Count how many lines hold the string "their", and give only that number.
▬▬▬▬▬▬
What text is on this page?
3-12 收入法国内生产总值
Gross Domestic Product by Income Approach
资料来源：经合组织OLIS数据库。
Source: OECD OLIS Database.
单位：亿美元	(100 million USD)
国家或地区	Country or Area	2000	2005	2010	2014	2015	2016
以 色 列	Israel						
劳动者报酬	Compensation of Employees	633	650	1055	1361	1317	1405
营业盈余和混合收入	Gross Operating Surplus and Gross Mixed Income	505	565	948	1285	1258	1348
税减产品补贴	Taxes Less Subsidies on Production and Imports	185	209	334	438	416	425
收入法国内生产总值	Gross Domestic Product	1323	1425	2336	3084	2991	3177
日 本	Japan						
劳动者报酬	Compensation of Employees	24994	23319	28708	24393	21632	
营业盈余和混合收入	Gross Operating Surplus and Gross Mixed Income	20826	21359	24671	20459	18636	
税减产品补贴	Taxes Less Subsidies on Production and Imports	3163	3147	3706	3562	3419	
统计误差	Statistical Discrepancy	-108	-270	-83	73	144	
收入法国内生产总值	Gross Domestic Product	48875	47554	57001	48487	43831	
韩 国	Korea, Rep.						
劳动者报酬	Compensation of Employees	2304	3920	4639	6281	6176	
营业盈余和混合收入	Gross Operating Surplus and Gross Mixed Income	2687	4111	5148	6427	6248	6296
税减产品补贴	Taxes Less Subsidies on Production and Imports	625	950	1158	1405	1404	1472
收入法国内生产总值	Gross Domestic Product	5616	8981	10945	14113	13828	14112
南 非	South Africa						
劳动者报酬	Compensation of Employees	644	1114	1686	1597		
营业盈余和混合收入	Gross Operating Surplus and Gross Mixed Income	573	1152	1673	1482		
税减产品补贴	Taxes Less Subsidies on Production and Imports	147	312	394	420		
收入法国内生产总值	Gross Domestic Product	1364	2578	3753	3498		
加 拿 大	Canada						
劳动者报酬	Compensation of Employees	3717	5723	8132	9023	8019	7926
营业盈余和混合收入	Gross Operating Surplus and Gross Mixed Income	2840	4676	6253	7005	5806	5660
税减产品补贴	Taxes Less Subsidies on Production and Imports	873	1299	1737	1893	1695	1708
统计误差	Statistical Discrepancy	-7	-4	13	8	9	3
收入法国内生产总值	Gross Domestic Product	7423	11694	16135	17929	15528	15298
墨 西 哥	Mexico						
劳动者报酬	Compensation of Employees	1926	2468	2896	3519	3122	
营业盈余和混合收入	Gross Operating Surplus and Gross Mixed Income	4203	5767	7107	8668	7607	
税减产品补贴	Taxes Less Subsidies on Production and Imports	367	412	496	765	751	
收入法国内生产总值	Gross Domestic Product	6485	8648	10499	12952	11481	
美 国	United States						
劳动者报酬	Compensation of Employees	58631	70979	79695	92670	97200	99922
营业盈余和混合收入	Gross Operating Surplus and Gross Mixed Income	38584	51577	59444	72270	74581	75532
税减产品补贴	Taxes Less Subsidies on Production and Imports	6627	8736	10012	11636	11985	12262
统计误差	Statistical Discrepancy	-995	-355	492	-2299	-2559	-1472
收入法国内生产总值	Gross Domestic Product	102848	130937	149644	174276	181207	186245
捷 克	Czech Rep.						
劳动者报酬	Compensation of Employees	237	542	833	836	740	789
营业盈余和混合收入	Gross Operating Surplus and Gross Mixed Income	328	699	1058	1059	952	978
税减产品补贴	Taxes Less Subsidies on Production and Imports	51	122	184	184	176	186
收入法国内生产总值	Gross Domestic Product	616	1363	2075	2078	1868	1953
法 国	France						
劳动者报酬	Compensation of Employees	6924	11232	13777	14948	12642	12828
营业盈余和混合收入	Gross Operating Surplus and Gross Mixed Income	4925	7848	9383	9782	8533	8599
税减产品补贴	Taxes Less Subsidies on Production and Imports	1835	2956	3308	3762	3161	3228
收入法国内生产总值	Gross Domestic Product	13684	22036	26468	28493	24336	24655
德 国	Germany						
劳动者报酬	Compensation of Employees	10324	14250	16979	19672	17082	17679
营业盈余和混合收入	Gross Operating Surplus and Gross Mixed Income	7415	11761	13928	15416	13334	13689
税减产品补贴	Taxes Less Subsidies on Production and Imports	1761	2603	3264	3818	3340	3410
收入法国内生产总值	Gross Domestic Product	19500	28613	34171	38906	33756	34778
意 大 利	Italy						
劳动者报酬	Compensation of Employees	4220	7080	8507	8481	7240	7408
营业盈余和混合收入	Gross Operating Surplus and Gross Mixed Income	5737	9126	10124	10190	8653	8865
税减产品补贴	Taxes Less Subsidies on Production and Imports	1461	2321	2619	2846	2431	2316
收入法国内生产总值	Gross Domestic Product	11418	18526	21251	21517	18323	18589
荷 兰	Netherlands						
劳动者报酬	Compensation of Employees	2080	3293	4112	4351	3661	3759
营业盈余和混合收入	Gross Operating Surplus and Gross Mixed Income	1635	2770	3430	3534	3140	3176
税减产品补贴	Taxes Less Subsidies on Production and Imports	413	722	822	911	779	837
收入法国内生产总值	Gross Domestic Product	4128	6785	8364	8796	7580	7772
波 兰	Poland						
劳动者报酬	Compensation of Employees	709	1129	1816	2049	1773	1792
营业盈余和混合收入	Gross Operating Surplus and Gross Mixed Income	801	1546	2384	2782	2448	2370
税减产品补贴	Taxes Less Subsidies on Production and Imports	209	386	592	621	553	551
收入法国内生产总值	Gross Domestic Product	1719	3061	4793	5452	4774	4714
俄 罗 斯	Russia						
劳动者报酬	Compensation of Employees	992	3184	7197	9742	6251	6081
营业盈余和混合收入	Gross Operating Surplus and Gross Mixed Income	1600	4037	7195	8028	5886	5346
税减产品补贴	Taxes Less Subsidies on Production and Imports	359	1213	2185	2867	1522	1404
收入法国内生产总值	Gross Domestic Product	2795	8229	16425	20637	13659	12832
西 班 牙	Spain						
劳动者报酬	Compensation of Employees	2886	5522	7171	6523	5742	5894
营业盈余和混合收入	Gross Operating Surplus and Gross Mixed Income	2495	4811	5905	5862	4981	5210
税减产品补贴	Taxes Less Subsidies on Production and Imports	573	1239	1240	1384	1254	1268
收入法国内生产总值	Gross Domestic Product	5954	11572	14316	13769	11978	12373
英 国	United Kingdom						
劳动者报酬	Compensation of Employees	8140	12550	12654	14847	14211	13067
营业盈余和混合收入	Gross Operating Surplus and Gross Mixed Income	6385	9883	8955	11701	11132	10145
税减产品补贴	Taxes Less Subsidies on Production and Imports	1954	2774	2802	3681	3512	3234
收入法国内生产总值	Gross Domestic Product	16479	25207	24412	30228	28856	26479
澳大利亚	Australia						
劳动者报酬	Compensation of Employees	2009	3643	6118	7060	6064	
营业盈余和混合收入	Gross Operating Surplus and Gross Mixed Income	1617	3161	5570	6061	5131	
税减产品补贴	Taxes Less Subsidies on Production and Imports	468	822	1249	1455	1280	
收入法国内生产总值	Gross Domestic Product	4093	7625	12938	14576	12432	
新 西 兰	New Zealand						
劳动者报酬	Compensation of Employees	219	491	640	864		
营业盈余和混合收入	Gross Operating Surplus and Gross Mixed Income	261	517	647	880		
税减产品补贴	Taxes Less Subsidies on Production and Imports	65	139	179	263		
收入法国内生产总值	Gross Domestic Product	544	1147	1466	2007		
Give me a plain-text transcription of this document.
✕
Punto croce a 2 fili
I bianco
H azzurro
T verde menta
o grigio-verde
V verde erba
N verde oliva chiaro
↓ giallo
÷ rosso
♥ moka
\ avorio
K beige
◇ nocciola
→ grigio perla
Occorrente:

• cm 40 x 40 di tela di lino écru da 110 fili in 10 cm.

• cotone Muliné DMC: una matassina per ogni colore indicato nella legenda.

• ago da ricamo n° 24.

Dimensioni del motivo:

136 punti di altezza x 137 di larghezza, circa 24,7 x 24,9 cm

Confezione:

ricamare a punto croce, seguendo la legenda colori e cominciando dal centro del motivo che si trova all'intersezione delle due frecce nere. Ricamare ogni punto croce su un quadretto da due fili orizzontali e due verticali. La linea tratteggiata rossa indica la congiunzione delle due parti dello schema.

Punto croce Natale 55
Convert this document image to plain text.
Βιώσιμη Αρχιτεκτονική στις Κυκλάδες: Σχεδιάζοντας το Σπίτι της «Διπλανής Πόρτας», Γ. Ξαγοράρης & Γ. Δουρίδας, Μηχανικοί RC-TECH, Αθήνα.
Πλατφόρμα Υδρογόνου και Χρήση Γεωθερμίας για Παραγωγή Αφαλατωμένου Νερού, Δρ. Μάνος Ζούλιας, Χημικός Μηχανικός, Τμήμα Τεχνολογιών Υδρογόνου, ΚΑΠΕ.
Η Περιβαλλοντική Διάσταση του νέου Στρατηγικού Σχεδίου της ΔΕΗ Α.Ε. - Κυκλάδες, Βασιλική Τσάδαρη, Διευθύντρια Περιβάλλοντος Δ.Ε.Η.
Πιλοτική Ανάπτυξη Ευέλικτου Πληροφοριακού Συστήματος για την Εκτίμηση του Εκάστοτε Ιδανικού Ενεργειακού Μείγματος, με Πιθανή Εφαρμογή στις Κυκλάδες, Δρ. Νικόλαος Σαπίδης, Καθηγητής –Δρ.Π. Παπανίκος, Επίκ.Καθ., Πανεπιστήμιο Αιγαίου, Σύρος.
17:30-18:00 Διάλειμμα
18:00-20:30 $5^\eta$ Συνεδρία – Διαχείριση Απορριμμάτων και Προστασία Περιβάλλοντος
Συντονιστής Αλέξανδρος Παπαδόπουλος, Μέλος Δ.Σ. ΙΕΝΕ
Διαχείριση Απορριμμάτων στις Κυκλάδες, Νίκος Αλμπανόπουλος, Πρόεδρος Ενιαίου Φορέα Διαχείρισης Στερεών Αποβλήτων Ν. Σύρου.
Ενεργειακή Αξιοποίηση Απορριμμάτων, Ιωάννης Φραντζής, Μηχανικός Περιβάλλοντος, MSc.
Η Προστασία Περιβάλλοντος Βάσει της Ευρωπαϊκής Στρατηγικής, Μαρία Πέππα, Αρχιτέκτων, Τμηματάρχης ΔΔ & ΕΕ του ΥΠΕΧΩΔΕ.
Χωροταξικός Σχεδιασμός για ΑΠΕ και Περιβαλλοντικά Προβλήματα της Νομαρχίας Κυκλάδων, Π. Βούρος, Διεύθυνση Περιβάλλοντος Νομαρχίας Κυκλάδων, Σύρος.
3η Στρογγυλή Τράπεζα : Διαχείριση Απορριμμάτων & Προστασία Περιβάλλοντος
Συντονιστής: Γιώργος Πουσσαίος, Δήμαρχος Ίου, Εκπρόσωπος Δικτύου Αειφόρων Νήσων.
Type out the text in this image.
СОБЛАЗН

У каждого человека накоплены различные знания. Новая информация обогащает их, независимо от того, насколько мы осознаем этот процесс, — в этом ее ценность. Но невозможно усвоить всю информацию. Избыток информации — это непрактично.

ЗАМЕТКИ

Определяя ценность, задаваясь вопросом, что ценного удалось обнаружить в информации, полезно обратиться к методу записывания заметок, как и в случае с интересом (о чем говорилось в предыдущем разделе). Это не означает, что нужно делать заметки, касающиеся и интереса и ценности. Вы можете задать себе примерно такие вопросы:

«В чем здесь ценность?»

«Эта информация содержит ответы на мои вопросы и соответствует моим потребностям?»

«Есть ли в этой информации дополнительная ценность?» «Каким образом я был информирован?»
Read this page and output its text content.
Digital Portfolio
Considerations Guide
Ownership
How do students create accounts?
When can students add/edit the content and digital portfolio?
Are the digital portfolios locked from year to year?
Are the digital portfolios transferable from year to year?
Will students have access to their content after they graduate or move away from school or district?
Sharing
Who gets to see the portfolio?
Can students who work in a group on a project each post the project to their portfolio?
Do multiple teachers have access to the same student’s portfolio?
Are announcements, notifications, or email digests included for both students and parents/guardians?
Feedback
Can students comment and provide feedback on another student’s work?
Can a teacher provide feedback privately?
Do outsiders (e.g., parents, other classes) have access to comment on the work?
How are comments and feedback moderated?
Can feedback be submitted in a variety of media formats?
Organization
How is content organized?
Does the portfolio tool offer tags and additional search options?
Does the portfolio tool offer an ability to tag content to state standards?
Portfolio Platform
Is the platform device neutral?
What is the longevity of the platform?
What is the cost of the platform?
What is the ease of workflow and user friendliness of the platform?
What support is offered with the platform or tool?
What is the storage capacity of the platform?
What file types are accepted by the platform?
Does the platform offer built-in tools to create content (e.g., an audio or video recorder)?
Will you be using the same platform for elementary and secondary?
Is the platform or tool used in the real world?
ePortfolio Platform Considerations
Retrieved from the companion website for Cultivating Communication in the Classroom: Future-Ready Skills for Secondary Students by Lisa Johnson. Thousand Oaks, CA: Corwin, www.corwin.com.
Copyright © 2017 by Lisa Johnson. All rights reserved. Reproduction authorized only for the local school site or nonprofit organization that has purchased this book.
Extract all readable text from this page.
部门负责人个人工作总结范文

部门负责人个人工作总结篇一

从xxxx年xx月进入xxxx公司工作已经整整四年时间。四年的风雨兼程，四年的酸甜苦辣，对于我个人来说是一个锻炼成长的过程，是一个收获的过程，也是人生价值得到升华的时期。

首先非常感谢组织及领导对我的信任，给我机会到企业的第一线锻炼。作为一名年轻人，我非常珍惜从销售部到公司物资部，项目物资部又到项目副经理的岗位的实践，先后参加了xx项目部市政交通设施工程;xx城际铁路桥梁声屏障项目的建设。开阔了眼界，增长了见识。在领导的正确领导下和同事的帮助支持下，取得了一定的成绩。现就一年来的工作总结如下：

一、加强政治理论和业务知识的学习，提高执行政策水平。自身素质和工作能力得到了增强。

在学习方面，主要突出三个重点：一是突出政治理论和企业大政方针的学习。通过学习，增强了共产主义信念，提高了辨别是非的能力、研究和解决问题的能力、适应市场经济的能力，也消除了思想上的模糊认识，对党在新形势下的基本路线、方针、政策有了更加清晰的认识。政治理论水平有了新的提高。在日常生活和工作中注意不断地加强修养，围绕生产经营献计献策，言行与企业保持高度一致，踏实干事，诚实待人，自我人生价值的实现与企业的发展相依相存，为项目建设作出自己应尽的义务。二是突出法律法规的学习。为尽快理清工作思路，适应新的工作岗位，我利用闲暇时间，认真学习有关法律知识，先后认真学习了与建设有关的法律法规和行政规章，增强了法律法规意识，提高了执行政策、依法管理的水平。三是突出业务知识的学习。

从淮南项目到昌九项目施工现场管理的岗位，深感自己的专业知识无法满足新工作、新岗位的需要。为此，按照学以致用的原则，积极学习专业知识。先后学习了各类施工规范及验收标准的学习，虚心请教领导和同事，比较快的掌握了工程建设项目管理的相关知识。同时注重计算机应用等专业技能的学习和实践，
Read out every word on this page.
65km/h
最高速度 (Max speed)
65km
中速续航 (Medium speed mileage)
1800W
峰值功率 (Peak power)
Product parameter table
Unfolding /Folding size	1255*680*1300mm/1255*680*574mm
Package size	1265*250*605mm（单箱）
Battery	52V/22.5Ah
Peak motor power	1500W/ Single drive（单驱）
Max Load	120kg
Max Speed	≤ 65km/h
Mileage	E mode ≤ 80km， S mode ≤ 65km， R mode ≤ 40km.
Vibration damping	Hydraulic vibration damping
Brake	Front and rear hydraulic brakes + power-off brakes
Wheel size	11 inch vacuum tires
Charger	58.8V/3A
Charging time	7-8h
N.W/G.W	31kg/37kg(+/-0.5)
▬▬▬▬▬▬
EXERCISE SOLUTION
2